GIVEN REQUEST> In the material below, list every line carrying the string "화성이전에".

--- START EXERCISE MATERIAL ---

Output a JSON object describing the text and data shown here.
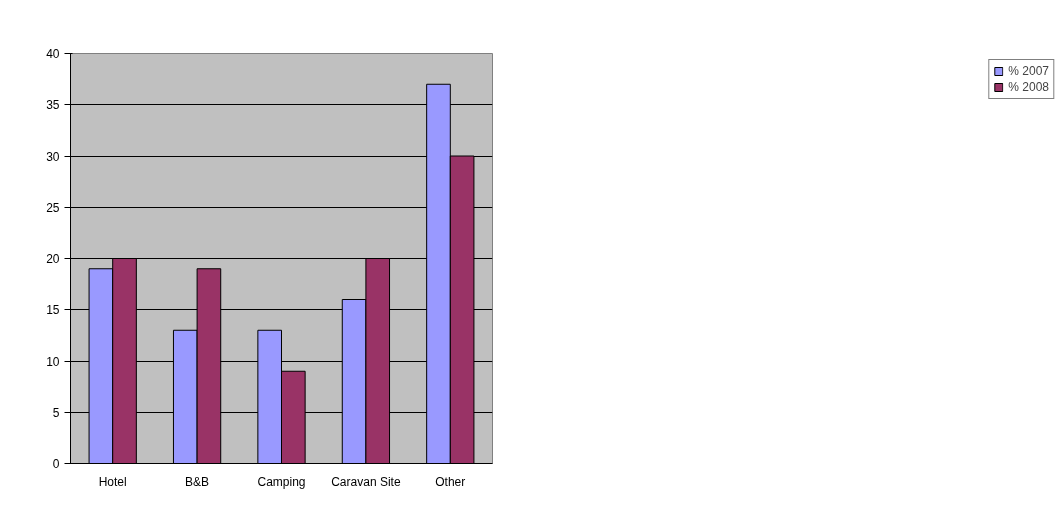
{
  "chart_data": {
    "type": "bar",
    "categories": [
      "Hotel",
      "B&B",
      "Camping",
      "Caravan Site",
      "Other"
    ],
    "series": [
      {
        "name": "% 2007",
        "color": "#9999ff",
        "values": [
          19,
          13,
          13,
          16,
          37
        ]
      },
      {
        "name": "% 2008",
        "color": "#993366",
        "values": [
          20,
          19,
          9,
          20,
          30
        ]
      }
    ],
    "ylim": [
      0,
      40
    ],
    "yticks": [
      0,
      5,
      10,
      15,
      20,
      25,
      30,
      35,
      40
    ],
    "grid": "y",
    "legend": "right"
  }
}
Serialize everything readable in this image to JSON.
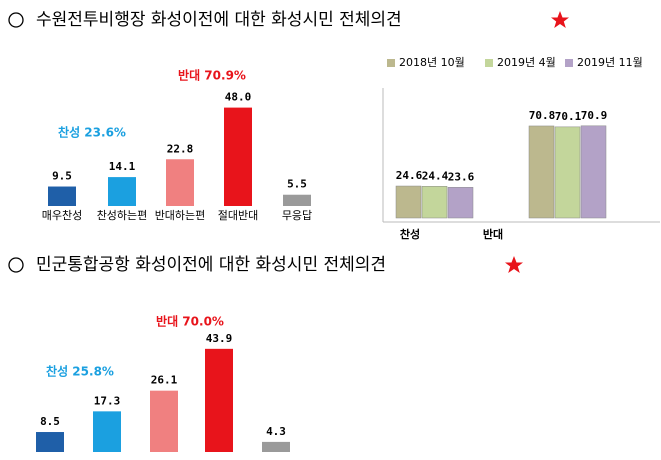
{
  "headings": [
    "수원전투비행장 화성이전에 대한 화성시민 전체의견",
    "민군통합공항 화성이전에 대한 화성시민 전체의견"
  ],
  "chart_data": [
    {
      "type": "bar",
      "categories": [
        "매우찬성",
        "찬성하는편",
        "반대하는편",
        "절대반대",
        "무응답"
      ],
      "values": [
        9.5,
        14.1,
        22.8,
        48.0,
        5.5
      ],
      "value_labels": [
        "9.5",
        "14.1",
        "22.8",
        "48.0",
        "5.5"
      ],
      "colors": [
        "#1f5fa8",
        "#1ba0e0",
        "#f08080",
        "#e8141b",
        "#9a9a9a"
      ],
      "annotations": [
        "찬성 23.6%",
        "반대 70.9%"
      ]
    },
    {
      "type": "grouped_bar",
      "categories": [
        "찬성",
        "반대"
      ],
      "series": [
        {
          "name": "2018년 10월",
          "color": "#bcb88e",
          "values": [
            24.6,
            70.8
          ]
        },
        {
          "name": "2019년 4월",
          "color": "#c3d69b",
          "values": [
            24.4,
            70.1
          ]
        },
        {
          "name": "2019년 11월",
          "color": "#b3a2c7",
          "values": [
            23.6,
            70.9
          ]
        }
      ],
      "legend": "top"
    },
    {
      "type": "bar",
      "values": [
        8.5,
        17.3,
        26.1,
        43.9,
        4.3
      ],
      "colors": [
        "#1f5fa8",
        "#1ba0e0",
        "#f08080",
        "#e8141b",
        "#9a9a9a"
      ],
      "annotations": [
        "찬성 25.8%",
        "반대 70.0%"
      ]
    }
  ]
}
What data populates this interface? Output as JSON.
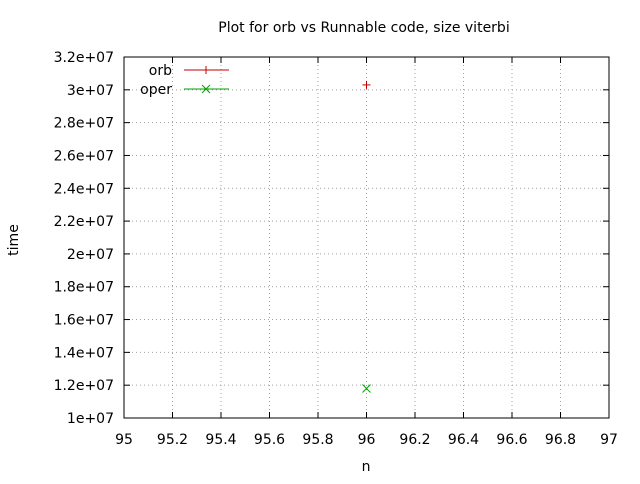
{
  "chart_data": {
    "type": "scatter",
    "title": "Plot for orb vs Runnable code, size viterbi",
    "xlabel": "n",
    "ylabel": "time",
    "xlim": [
      95,
      97
    ],
    "ylim": [
      10000000,
      32000000
    ],
    "x_ticks": [
      95,
      95.2,
      95.4,
      95.6,
      95.8,
      96,
      96.2,
      96.4,
      96.6,
      96.8,
      97
    ],
    "x_tick_labels": [
      "95",
      "95.2",
      "95.4",
      "95.6",
      "95.8",
      "96",
      "96.2",
      "96.4",
      "96.6",
      "96.8",
      "97"
    ],
    "y_ticks": [
      10000000,
      12000000,
      14000000,
      16000000,
      18000000,
      20000000,
      22000000,
      24000000,
      26000000,
      28000000,
      30000000,
      32000000
    ],
    "y_tick_labels": [
      "1e+07",
      "1.2e+07",
      "1.4e+07",
      "1.6e+07",
      "1.8e+07",
      "2e+07",
      "2.2e+07",
      "2.4e+07",
      "2.6e+07",
      "2.8e+07",
      "3e+07",
      "3.2e+07"
    ],
    "grid": true,
    "legend_position": "top-left",
    "series": [
      {
        "name": "orb",
        "marker": "plus",
        "color": "#c00000",
        "points": [
          {
            "x": 96,
            "y": 30300000
          }
        ]
      },
      {
        "name": "oper",
        "marker": "cross",
        "color": "#00a000",
        "points": [
          {
            "x": 96,
            "y": 11800000
          }
        ]
      }
    ]
  }
}
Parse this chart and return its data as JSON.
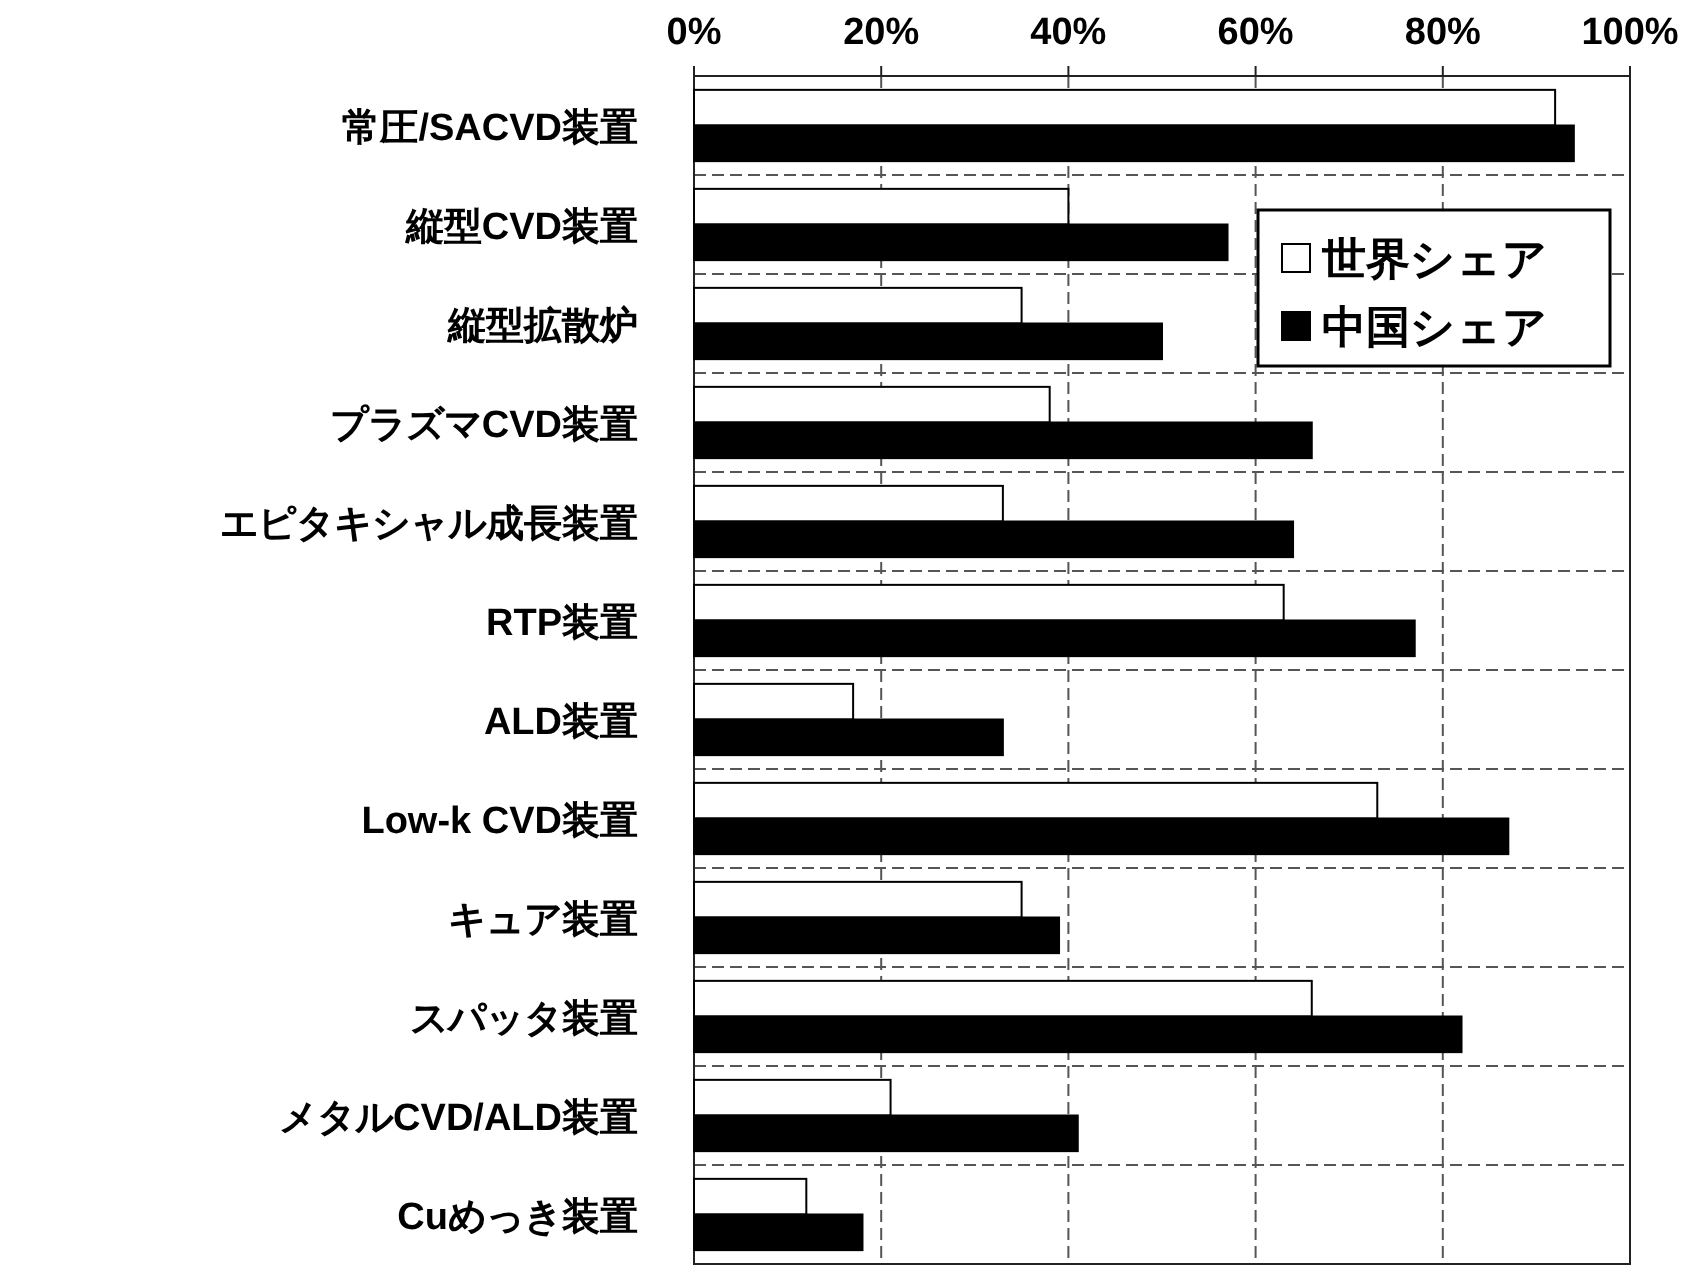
{
  "chart_data": {
    "type": "bar",
    "orientation": "horizontal",
    "categories": [
      "常圧/SACVD装置",
      "縦型CVD装置",
      "縦型拡散炉",
      "プラズマCVD装置",
      "エピタキシャル成長装置",
      "RTP装置",
      "ALD装置",
      "Low-k CVD装置",
      "キュア装置",
      "スパッタ装置",
      "メタルCVD/ALD装置",
      "Cuめっき装置"
    ],
    "series": [
      {
        "name": "世界シェア",
        "color": "#ffffff",
        "values": [
          92,
          40,
          35,
          38,
          33,
          63,
          17,
          73,
          35,
          66,
          21,
          12
        ]
      },
      {
        "name": "中国シェア",
        "color": "#000000",
        "values": [
          94,
          57,
          50,
          66,
          64,
          77,
          33,
          87,
          39,
          82,
          41,
          18
        ]
      }
    ],
    "xlim": [
      0,
      100
    ],
    "xticks": [
      {
        "value": 0,
        "label": "0%"
      },
      {
        "value": 20,
        "label": "20%"
      },
      {
        "value": 40,
        "label": "40%"
      },
      {
        "value": 60,
        "label": "60%"
      },
      {
        "value": 80,
        "label": "80%"
      },
      {
        "value": 100,
        "label": "100%"
      }
    ],
    "grid": true,
    "legend": "top right"
  }
}
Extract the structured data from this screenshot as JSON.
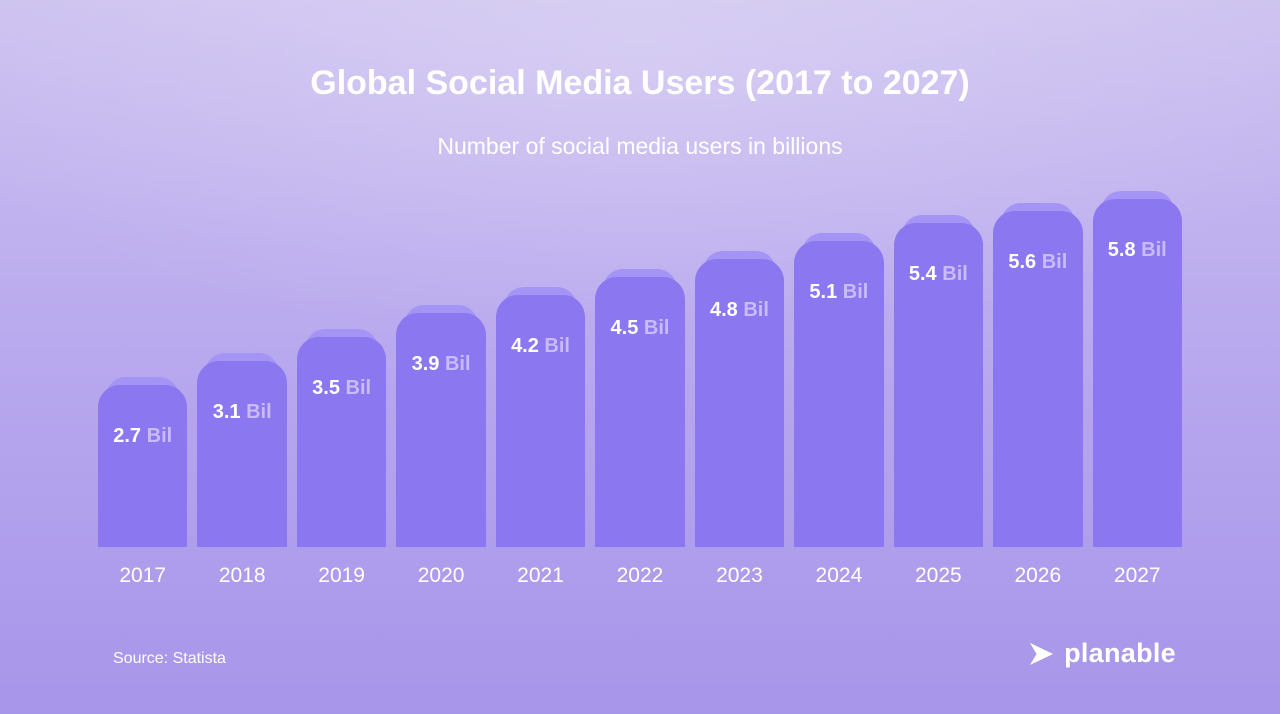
{
  "page": {
    "source": "Source: Statista",
    "brand": "planable"
  },
  "chart_data": {
    "type": "bar",
    "title": "Global Social Media Users (2017 to 2027)",
    "subtitle": "Number of social media users in billions",
    "categories": [
      "2017",
      "2018",
      "2019",
      "2020",
      "2021",
      "2022",
      "2023",
      "2024",
      "2025",
      "2026",
      "2027"
    ],
    "values": [
      2.7,
      3.1,
      3.5,
      3.9,
      4.2,
      4.5,
      4.8,
      5.1,
      5.4,
      5.6,
      5.8
    ],
    "unit": "Bil",
    "ylim": [
      0,
      6
    ],
    "grid": false,
    "legend": "none",
    "source": "Source: Statista",
    "colors": {
      "bar": "#8b77ef",
      "bar_cap": "#a494f5",
      "value_text": "#ffffff",
      "unit_text": "#c9bcf8",
      "background_top": "#cdc2f0",
      "background_bottom": "#a795ea",
      "text": "#ffffff"
    }
  }
}
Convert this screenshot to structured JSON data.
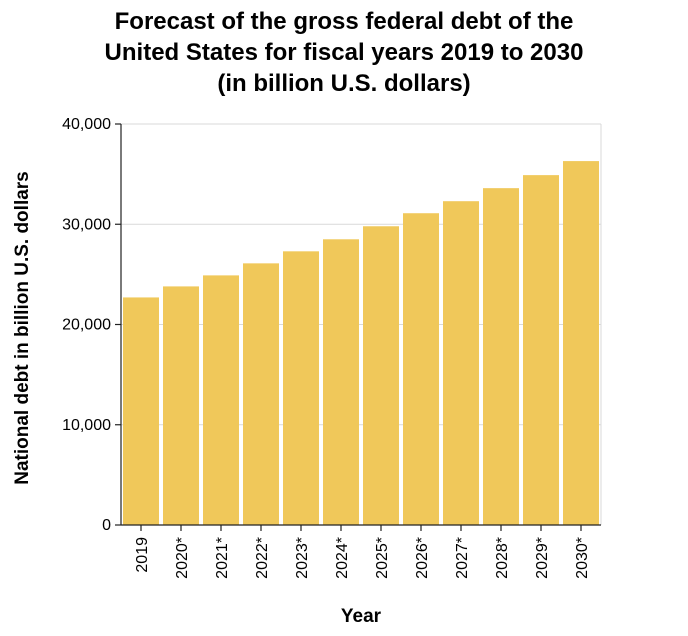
{
  "chart_data": {
    "type": "bar",
    "title_lines": [
      "Forecast of the gross federal debt of the",
      "United States for fiscal years 2019 to 2030",
      "(in billion U.S. dollars)"
    ],
    "xlabel": "Year",
    "ylabel": "National debt in billion U.S. dollars",
    "categories": [
      "2019",
      "2020*",
      "2021*",
      "2022*",
      "2023*",
      "2024*",
      "2025*",
      "2026*",
      "2027*",
      "2028*",
      "2029*",
      "2030*"
    ],
    "values": [
      22700,
      23800,
      24900,
      26100,
      27300,
      28500,
      29800,
      31100,
      32300,
      33600,
      34900,
      36300
    ],
    "ylim": [
      0,
      40000
    ],
    "yticks": [
      0,
      10000,
      20000,
      30000,
      40000
    ],
    "ytick_labels": [
      "0",
      "10,000",
      "20,000",
      "30,000",
      "40,000"
    ],
    "grid": true,
    "bar_color": "#f0c85a",
    "grid_color": "#d9d9d9"
  }
}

--- END EXERCISE MATERIAL ---

EXERCISE RESULT>
    "수원전투비행장 화성이전에 대한 화성시민 전체의견",
    "민군통합공항 화성이전에 대한 화성시민 전체의견"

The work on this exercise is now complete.